Do this:
Write out all the entries word for word and omit any pictures.

(Data records)
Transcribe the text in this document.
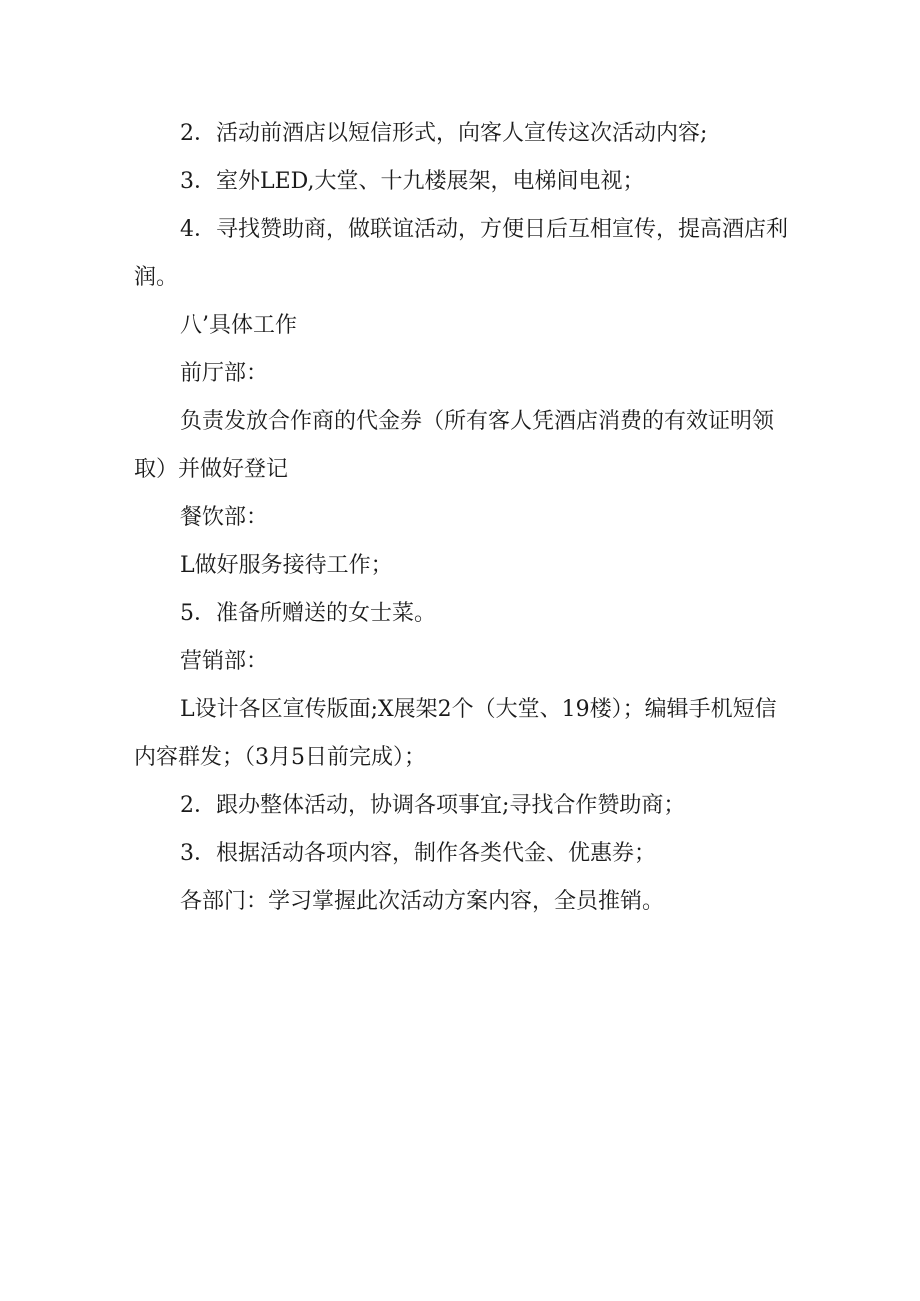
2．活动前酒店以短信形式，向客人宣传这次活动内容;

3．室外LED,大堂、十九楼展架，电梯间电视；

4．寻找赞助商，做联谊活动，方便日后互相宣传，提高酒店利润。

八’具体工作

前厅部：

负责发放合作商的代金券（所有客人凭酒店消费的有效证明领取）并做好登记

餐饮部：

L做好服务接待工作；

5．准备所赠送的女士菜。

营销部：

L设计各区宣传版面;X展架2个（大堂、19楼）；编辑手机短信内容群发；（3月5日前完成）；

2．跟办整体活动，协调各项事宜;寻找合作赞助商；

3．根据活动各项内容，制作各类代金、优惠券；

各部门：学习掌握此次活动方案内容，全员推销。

Problem solution:
Transcribe the text in this document.
2．活动前酒店以短信形式，向客人宣传这次活动内容;

3．室外LED,大堂、十九楼展架，电梯间电视；

4．寻找赞助商，做联谊活动，方便日后互相宣传，提高酒店利润。

八’具体工作

前厅部：

负责发放合作商的代金券（所有客人凭酒店消费的有效证明领取）并做好登记

餐饮部：

L做好服务接待工作；

5．准备所赠送的女士菜。

营销部：

L设计各区宣传版面;X展架2个（大堂、19楼）；编辑手机短信内容群发；（3月5日前完成）；

2．跟办整体活动，协调各项事宜;寻找合作赞助商；

3．根据活动各项内容，制作各类代金、优惠券；

各部门：学习掌握此次活动方案内容，全员推销。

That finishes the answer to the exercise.